───── Data for this exercise ─────

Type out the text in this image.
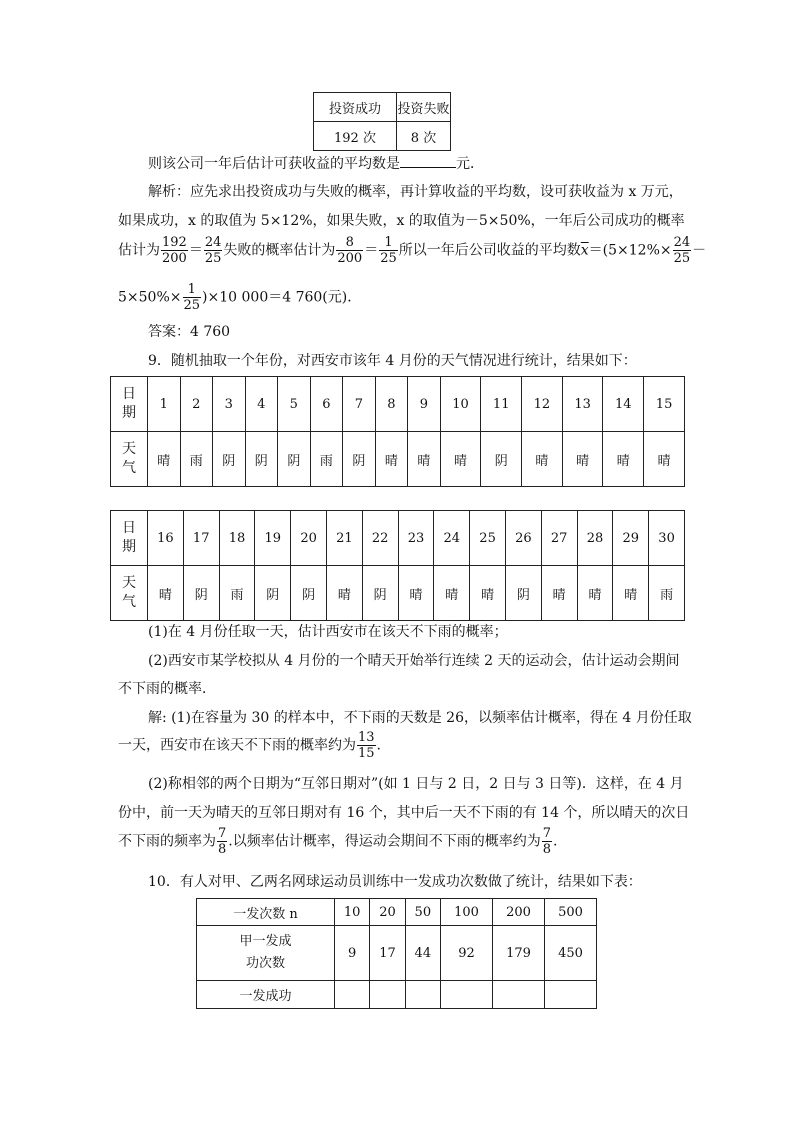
投资成功	投资失败
192 次	8 次
则该公司一年后估计可获收益的平均数是	元．
解析：应先求出投资成功与失败的概率，再计算收益的平均数，设可获收益为 x 万元，
如果成功，x 的取值为 5×12%，如果失败，x 的取值为－5×50%，一年后公司成功的概率
估计为 $\frac{192}{200} = \frac{24}{25}$ 失败的概率估计为 $\frac{8}{200} = \frac{1}{25}$ 所以一年后公司收益的平均数$\overline{x}=(5\times 12\%\times \frac{24}{25}$ －
$5\times 50\%\times \frac{1}{25} )\times 10$ 000＝4 760(元)．
答案：4 760
9．随机抽取一个年份，对西安市该年 4 月份的天气情况进行统计，结果如下：
日
期	1	2	3	4	5	6	7	8	9	10	11	12	13	14	15
天
气	晴	雨	阴	阴	阴	雨	阴	晴	晴	晴	阴	晴	晴	晴	晴
日
期	16	17	18	19	20	21	22	23	24	25	26	27	28	29	30
天
气	晴	阴	雨	阴	阴	晴	阴	晴	晴	晴	阴	晴	晴	晴	雨
(1)在 4 月份任取一天，估计西安市在该天不下雨的概率；
(2)西安市某学校拟从 4 月份的一个晴天开始举行连续 2 天的运动会，估计运动会期间
不下雨的概率．
解: (1)在容量为 30 的样本中，不下雨的天数是 26，以频率估计概率，得在 4 月份任取
一天，西安市在该天不下雨的概率约为 $\frac{13}{15}$ .
(2)称相邻的两个日期为“互邻日期对”(如 1 日与 2 日，2 日与 3 日等)．这样，在 4 月
份中，前一天为晴天的互邻日期对有 16 个，其中后一天不下雨的有 14 个，所以晴天的次日
不下雨的频率为 $\frac{7}{8}$ .以频率估计概率，得运动会期间不下雨的概率约为 $\frac{7}{8}$ .
10．有人对甲、乙两名网球运动员训练中一发成功次数做了统计，结果如下表：
一发次数 n	10	20	50	100	200	500
甲一发成
功次数	9	17	44	92	179	450
一发成功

─────

--- Directive ---
Skip the pictures, then retype every line above exactly.

--- Exercise response ---
Type out the text in this image.
投资成功	投资失败
192 次	8 次
则该公司一年后估计可获收益的平均数是	元．
解析：应先求出投资成功与失败的概率，再计算收益的平均数，设可获收益为 x 万元，
如果成功，x 的取值为 5×12%，如果失败，x 的取值为－5×50%，一年后公司成功的概率
估计为 $\frac{192}{200} = \frac{24}{25}$ 失败的概率估计为 $\frac{8}{200} = \frac{1}{25}$ 所以一年后公司收益的平均数$\overline{x}=(5\times 12\%\times \frac{24}{25}$ －
$5\times 50\%\times \frac{1}{25} )\times 10$ 000＝4 760(元)．
答案：4 760
9．随机抽取一个年份，对西安市该年 4 月份的天气情况进行统计，结果如下：
日
期	1	2	3	4	5	6	7	8	9	10	11	12	13	14	15
天
气	晴	雨	阴	阴	阴	雨	阴	晴	晴	晴	阴	晴	晴	晴	晴
日
期	16	17	18	19	20	21	22	23	24	25	26	27	28	29	30
天
气	晴	阴	雨	阴	阴	晴	阴	晴	晴	晴	阴	晴	晴	晴	雨
(1)在 4 月份任取一天，估计西安市在该天不下雨的概率；
(2)西安市某学校拟从 4 月份的一个晴天开始举行连续 2 天的运动会，估计运动会期间
不下雨的概率．
解: (1)在容量为 30 的样本中，不下雨的天数是 26，以频率估计概率，得在 4 月份任取
一天，西安市在该天不下雨的概率约为 $\frac{13}{15}$ .
(2)称相邻的两个日期为“互邻日期对”(如 1 日与 2 日，2 日与 3 日等)．这样，在 4 月
份中，前一天为晴天的互邻日期对有 16 个，其中后一天不下雨的有 14 个，所以晴天的次日
不下雨的频率为 $\frac{7}{8}$ .以频率估计概率，得运动会期间不下雨的概率约为 $\frac{7}{8}$ .
10．有人对甲、乙两名网球运动员训练中一发成功次数做了统计，结果如下表：
一发次数 n	10	20	50	100	200	500
甲一发成
功次数	9	17	44	92	179	450
一发成功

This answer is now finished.